My Beloved Brother

Standard

“Kak, nonton Harry Potter yuk. Nanti biar aku yang beli tiketnya.” Oke, sore aja biar ibu gak sendirian di rumah malem-malem..
Selesai nonton Harry Potter.
Wah gilee, filmnya keren abiss, feel critanya dapet banget, gak kalah seru daripada baca bukunya. “Sayang film part 2-nya bulan Juli, masih 6 bulan lagi.” Hah, iya ya. Besok film terakhir Harry Potter kita nonton di Paragon aja yuk! “Iya kalo aku masih di semarang, kan tahun depan aku udah kuliah, siapa tahu bener ketrima di Jogja.”

 

Jleebb. Aku tercenung mendengar kalimat terakhir adikku. Aku bergeming di motor, yang keluar dari mulutku hanyalah oh iya, bentar lagi kamu udah kuliah ya, gak kerasa.. “iyalah, masa aku jadi anak kecil terus??” Aku hanya mampu terdiam. Adekku menyadarinya, ia melanjutkan “Udah, besok nonton Harry Potter Part 2-nya di XXI Cinema Jogja aja, jadi kakak yang ke Jogja…” Hmm.

Satu hal yang baru kusadari, adikku sudah dewasa, umurnya sudah 18 tahun sekarang. Meski tubuhnya sudah lebih besar dan lebih tinggi dari aku, namun di mataku, ia masih seorang adik kecil yang selalu mengikuti aku kemanapun aku pergi. Usiaku dengannya hanya berselisih 17 bulan. Dan ia satu-satunya adik laki-lakiku. Kami tumbuh bersama, tak pernah terpisahkan sejak kecil, bersama-sama dengan ibu dan ayah dalam rumah mungil yang sangat nyaman di perumahan ABRI, rumah pemberian kakekku yang mantan Komandan Kodim Banyumas. Ia lahir dengan kepala bundar besarnya, ibu sering menceritakannya dengan kata-kata kepala bunder klewer, seperti buah kelapa, bundar dan besar. Kata ibu, kepala adikku bisa bundar seperti itu karena saat di kandungan, kepala adikku aman terlindungi, posisi kepalanya di atas, kalo kata orang jawa posisi sunsang.

(Tujuan 1)
Tulis ulang secara lebih singkat paragraf dalam kisah tentang adik laki-laki yang diawali "Satu hal yang baru kusadari", dengan tetap memuat fakta-fakta utamanya.
(Tujuan 2)
Lanjutkan kisah tentang adik laki-laki ini, dimulai setelah kalimat terakhirnya.

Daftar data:
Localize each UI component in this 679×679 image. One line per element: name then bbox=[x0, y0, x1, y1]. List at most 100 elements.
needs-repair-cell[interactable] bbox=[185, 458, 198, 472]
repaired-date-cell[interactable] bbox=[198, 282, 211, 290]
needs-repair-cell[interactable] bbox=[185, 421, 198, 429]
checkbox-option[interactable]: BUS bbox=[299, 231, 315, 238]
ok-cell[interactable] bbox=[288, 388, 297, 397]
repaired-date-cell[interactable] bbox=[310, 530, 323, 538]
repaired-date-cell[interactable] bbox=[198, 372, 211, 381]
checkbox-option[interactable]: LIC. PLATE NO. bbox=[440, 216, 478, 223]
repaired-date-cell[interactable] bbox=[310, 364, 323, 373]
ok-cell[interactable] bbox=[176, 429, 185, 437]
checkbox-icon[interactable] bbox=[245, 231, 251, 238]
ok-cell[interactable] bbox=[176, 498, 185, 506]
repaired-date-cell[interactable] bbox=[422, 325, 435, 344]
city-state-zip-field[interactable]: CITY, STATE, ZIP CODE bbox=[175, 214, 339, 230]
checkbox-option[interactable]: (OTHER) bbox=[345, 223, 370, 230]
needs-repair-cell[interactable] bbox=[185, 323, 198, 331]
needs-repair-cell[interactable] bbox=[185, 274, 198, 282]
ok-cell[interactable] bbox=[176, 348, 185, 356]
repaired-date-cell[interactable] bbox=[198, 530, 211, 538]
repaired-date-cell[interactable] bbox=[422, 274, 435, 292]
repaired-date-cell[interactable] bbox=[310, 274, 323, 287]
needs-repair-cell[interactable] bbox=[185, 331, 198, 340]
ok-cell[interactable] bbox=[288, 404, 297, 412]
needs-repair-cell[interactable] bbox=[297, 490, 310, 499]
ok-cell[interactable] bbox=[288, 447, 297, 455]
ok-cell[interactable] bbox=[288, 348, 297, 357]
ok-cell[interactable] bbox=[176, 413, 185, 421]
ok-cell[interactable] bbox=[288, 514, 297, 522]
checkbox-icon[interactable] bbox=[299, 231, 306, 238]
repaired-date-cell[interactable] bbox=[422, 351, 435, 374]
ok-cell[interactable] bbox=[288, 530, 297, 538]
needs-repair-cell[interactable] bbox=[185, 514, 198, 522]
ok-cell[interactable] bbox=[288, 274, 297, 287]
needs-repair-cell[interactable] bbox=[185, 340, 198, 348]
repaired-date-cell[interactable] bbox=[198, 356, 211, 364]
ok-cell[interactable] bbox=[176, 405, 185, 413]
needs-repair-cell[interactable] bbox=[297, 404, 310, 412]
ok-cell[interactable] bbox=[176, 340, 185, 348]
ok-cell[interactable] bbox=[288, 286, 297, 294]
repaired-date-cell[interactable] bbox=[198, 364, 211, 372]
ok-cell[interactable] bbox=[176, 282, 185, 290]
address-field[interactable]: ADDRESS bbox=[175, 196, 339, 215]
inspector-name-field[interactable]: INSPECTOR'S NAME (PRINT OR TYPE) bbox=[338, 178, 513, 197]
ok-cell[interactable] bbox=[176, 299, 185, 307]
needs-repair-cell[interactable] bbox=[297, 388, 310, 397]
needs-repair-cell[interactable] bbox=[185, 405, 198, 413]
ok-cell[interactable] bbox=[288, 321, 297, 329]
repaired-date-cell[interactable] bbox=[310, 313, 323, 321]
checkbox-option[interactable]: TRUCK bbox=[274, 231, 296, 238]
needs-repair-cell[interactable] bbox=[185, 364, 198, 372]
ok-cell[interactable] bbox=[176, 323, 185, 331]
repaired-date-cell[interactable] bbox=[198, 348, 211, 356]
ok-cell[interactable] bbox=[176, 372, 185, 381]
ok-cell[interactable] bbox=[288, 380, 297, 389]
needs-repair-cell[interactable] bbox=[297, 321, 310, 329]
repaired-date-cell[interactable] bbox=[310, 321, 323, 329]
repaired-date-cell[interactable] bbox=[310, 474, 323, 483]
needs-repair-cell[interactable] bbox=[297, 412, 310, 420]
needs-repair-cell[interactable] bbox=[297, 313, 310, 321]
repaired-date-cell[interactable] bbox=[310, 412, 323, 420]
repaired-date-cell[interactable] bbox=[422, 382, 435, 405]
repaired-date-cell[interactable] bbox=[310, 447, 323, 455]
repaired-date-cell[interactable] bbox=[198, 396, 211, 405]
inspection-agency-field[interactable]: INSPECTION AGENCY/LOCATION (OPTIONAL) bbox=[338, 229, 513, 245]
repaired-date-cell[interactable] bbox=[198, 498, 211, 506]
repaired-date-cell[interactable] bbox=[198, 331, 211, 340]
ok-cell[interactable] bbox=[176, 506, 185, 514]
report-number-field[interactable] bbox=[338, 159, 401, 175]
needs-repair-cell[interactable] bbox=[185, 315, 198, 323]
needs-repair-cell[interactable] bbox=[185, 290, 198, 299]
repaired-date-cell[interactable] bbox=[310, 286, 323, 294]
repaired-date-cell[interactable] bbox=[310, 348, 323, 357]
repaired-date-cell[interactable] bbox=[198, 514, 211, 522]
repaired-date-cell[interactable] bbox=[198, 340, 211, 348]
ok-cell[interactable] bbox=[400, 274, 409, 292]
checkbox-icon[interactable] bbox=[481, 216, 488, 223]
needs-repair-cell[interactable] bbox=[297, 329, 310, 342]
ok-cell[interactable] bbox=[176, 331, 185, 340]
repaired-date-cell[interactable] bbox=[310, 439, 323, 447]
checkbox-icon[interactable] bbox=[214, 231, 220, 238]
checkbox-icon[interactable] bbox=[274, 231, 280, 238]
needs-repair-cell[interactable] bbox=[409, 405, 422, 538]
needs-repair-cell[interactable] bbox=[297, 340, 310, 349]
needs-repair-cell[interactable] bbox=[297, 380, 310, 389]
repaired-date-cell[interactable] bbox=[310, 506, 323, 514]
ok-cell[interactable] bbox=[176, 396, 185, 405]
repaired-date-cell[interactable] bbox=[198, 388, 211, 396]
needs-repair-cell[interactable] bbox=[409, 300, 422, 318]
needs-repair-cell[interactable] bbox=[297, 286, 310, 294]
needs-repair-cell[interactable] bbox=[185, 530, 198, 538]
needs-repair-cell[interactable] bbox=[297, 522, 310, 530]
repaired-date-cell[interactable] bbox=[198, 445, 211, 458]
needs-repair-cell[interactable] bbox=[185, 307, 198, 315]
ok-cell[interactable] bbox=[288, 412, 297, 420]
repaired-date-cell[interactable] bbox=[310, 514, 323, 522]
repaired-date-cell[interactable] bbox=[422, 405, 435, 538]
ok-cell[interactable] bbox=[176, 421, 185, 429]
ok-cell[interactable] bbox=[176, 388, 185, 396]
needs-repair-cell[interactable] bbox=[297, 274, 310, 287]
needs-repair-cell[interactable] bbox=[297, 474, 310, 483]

(Jawaban yang diharapkan 1)
Aku baru sadar adikku sudah dewasa dan kini berusia 18 tahun. Tubuhnya sudah lebih besar dan lebih tinggi dariku, tetapi bagiku ia tetap adik kecil yang selalu mengikutiku. Umur kami hanya terpaut 17 bulan, dan ia satu-satunya adik laki-lakiku. Kami tumbuh bersama ayah dan ibu di rumah mungil yang nyaman di perumahan ABRI. Rumah itu pemberian kakek, mantan Komandan Kodim Banyumas. Adikku lahir dengan kepala bundar besar, yang oleh ibu disebut "kepala bunder klewer" seperti buah kelapa. Menurut ibu, bentuk itu karena kepalanya terlindungi di kandungan dengan posisi di atas, yang dalam istilah Jawa disebut sunsang.

(Jawaban yang diharapkan 2)
Sejak TK hingga SD, ia lebih senang bermain bersamaku daripada bermain dengan teman-temannya. TK kami berbeda, tapi saat ia harus masuk SD, ia hanya ingin masuk ke sekolah yang sama denganku. Aku masih ingat betul, saat aku bilang pada ibu bahwa aku mau main ke rumah salah satu temanku, adikku selalu ingin minta ikut. Alhasil, adikku sering bermain bersamaku dan teman-temanku. Ia hampir selalu ikut kemanapun aku pergi. Aku dan adikku pun bersama-sama ikut kursus berenang. Satu hal yang kuakui, keberanian adikku lebih besar daripada aku. Saat pertama kali aku memasukkan kepalaku ke dalam air, telingaku berdenging dan aku takut memasukkan kepalaku ke dalam air lagi sejak itu. Namun adikku malah berkata, “Gak penging kok kak (berdenging), nih aku aja berani, ditutup aja telinganya kalo takut penging.” Hmm, aku tak mau kalah, maka keberanianku muncul karenanya. Aku termasuk orang tak mau kalah.

Namun begitu aku duduk di kelas 6, dan ia di kelas 4, ia mulai sering bermain bersama teman-temannya. Kami jadi jarang bermain bersama seperti dulu. Saat itu ia asyik bermain bersama teman-temannya, dan aku asyik belajar mempersiapkan ujian akhir sekolah. Hubungan kami pun tak sedekat dulu, kami bahkan sering bertengkar, tiada hari tanpa pertengkaran. Saat aku mulai menikmati status sebagai pelajar SMP, aku mulai disibukkan dengan kegiatan-kegiatan sekolah. Dan saat adikku lulus, ia menyabet predikat Juara Kelas, meski nilai NEM-nya tak sebagus nilaiku.hehe Ibu sangat senang, ayahpun bangga. Maka sekali lagi, ia ingin melanjutkan SMP-nya di sekolah yang (lagi-lagi) sama denganku. Di sekolah aku sangat menyukai kegiatan-kegiatan organisasi dan ekstrakurikuler, tapi adikku beda. Ia lebih menyukai kegiatan olahraga, tak suka berorganisasi. Begitulah kami, kami lahir dari ibu yang sama dan tumbuh bersama, namun kami memiliki sifat dan watak yang lumayan berbeda jauh.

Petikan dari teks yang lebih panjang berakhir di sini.